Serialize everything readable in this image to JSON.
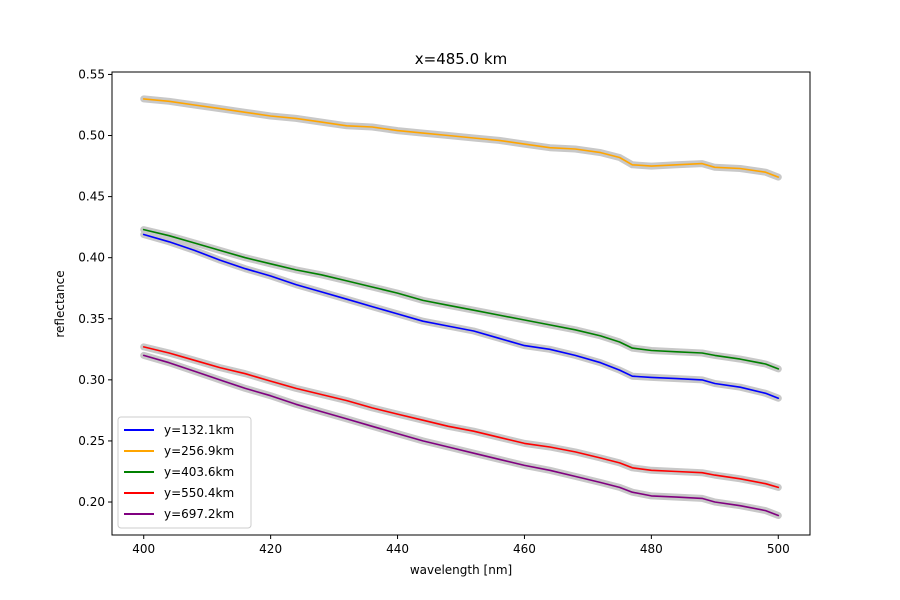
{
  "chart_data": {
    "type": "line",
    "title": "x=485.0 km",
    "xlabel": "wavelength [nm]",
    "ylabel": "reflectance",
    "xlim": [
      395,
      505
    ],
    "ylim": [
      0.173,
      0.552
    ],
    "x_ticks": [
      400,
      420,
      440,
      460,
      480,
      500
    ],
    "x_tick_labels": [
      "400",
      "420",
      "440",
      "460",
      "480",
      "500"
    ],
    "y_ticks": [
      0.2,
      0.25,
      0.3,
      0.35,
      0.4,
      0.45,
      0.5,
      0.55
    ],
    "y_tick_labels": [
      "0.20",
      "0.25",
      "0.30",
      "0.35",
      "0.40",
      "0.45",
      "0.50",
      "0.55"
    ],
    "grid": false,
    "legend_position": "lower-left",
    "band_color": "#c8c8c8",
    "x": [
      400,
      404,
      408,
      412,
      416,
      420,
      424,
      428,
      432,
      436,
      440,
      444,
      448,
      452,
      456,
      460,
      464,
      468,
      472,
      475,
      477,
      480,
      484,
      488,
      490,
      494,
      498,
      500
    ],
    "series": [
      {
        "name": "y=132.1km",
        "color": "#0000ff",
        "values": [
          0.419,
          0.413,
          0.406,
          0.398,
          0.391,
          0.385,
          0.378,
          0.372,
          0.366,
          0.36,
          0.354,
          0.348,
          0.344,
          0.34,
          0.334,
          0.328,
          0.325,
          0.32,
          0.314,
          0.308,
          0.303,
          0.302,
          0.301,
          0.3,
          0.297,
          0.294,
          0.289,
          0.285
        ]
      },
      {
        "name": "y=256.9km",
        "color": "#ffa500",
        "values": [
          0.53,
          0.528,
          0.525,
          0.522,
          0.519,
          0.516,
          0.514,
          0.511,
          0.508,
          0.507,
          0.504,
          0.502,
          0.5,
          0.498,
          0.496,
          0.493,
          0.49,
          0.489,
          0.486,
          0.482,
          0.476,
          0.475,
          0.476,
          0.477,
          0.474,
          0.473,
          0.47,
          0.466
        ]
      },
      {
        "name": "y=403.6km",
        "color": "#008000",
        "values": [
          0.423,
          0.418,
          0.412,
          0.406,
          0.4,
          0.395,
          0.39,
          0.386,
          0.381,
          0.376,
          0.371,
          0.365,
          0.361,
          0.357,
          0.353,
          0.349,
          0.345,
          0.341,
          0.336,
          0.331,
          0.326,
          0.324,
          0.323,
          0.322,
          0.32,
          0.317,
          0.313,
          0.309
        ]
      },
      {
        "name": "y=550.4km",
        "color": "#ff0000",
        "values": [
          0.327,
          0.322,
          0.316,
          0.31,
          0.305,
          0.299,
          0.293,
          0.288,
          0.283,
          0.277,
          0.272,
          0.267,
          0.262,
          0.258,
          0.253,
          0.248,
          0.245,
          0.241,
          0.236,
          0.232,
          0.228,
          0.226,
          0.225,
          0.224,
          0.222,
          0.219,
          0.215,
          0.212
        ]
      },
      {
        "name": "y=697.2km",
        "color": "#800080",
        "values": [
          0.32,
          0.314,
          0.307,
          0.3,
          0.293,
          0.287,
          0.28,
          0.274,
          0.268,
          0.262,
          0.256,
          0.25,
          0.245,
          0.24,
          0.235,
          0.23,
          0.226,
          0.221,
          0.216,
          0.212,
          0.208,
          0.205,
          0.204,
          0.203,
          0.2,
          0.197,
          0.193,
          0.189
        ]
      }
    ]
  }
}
---
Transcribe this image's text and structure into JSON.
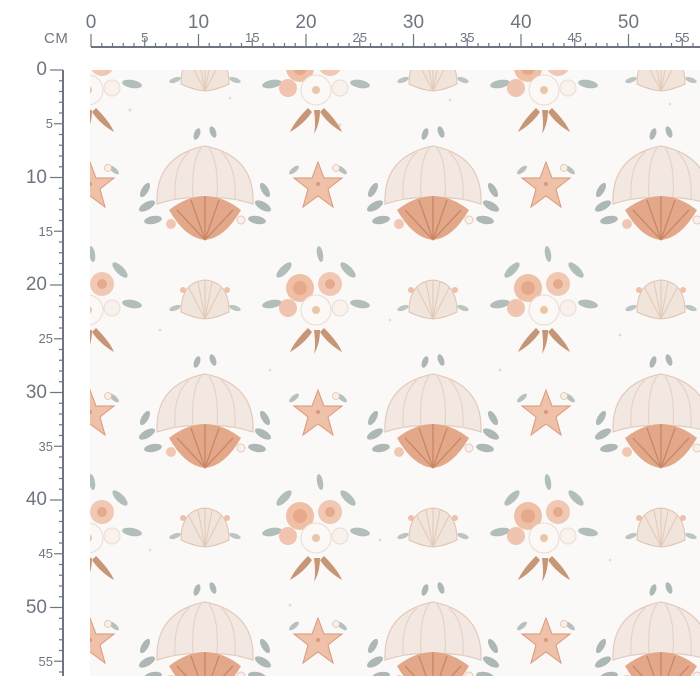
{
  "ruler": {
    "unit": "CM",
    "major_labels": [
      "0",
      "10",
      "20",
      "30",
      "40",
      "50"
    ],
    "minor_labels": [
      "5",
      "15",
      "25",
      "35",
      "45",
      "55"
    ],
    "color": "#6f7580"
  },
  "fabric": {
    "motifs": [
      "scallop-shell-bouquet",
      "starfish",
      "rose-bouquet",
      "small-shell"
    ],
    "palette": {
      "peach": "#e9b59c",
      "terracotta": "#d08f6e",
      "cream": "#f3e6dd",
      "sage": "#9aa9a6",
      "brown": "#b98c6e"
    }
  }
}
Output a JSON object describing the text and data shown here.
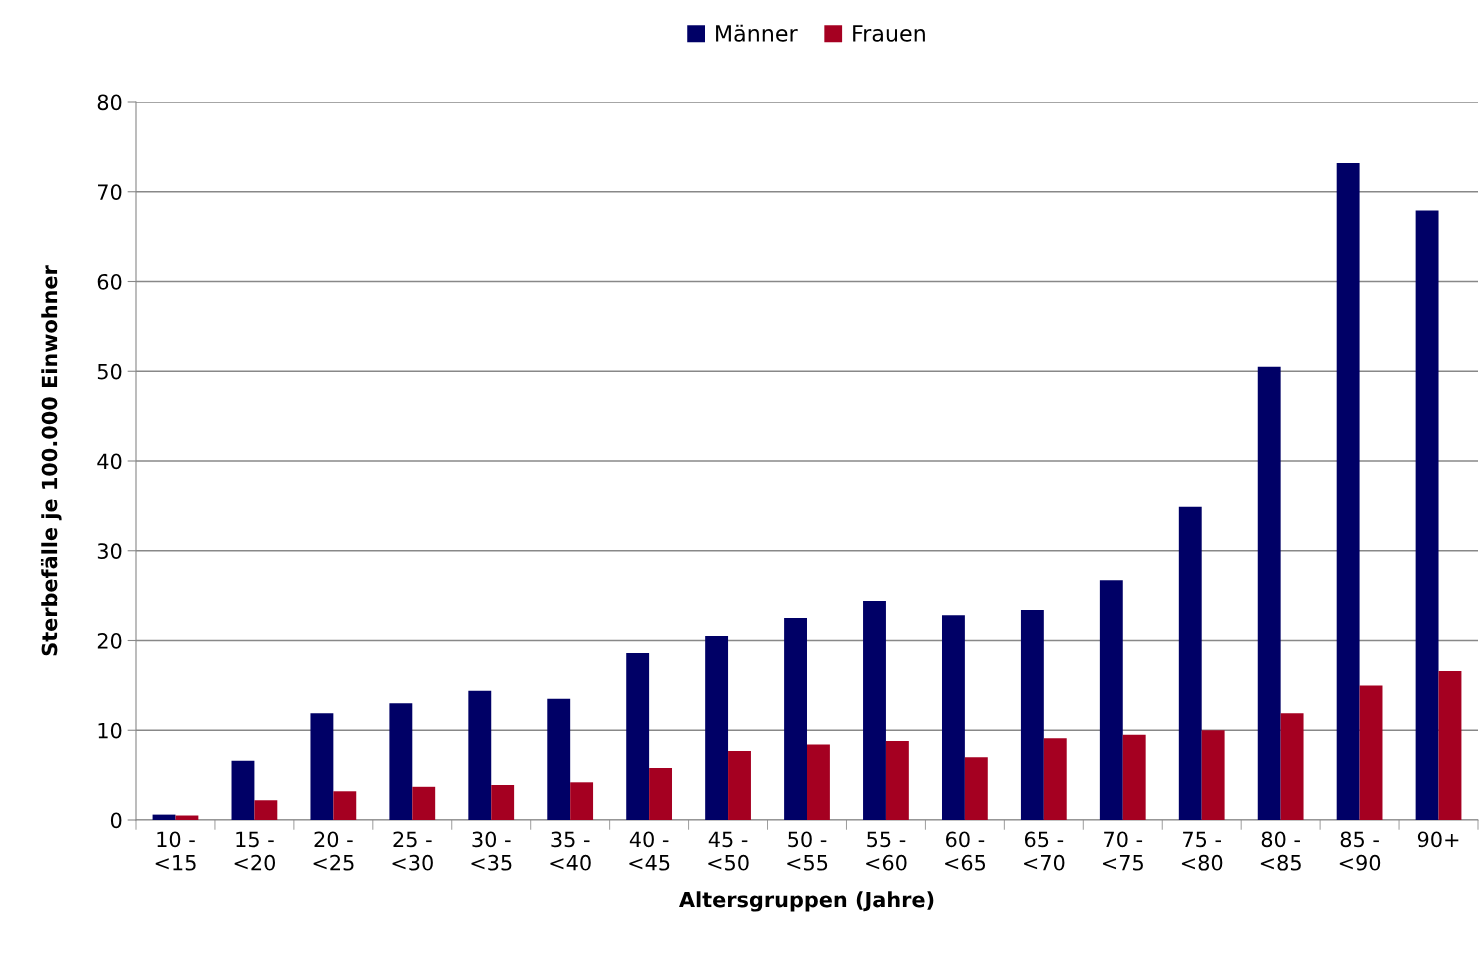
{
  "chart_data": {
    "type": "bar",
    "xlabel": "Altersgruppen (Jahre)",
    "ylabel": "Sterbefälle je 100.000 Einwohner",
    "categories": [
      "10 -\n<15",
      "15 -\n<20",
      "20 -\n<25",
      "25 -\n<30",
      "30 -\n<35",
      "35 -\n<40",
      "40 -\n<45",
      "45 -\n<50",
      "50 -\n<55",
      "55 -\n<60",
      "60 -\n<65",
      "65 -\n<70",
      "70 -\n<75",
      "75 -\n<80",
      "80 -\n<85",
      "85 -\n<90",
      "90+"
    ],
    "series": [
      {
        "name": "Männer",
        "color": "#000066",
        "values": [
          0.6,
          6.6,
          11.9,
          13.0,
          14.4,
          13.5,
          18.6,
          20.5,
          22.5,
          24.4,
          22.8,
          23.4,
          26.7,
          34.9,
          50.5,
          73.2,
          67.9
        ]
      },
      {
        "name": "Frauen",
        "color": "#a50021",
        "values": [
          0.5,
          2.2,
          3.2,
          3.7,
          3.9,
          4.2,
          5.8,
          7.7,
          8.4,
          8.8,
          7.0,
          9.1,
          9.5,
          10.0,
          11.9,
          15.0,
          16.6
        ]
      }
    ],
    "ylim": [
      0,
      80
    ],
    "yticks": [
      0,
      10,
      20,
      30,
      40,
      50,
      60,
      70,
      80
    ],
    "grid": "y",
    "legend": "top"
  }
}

▸ **GOAL**:
Gather up, from the records above, each line where the word "bouquet" appears.

▸ **OUTPUT OF THE TASK**:
      "scallop-shell-bouquet",
      "rose-bouquet",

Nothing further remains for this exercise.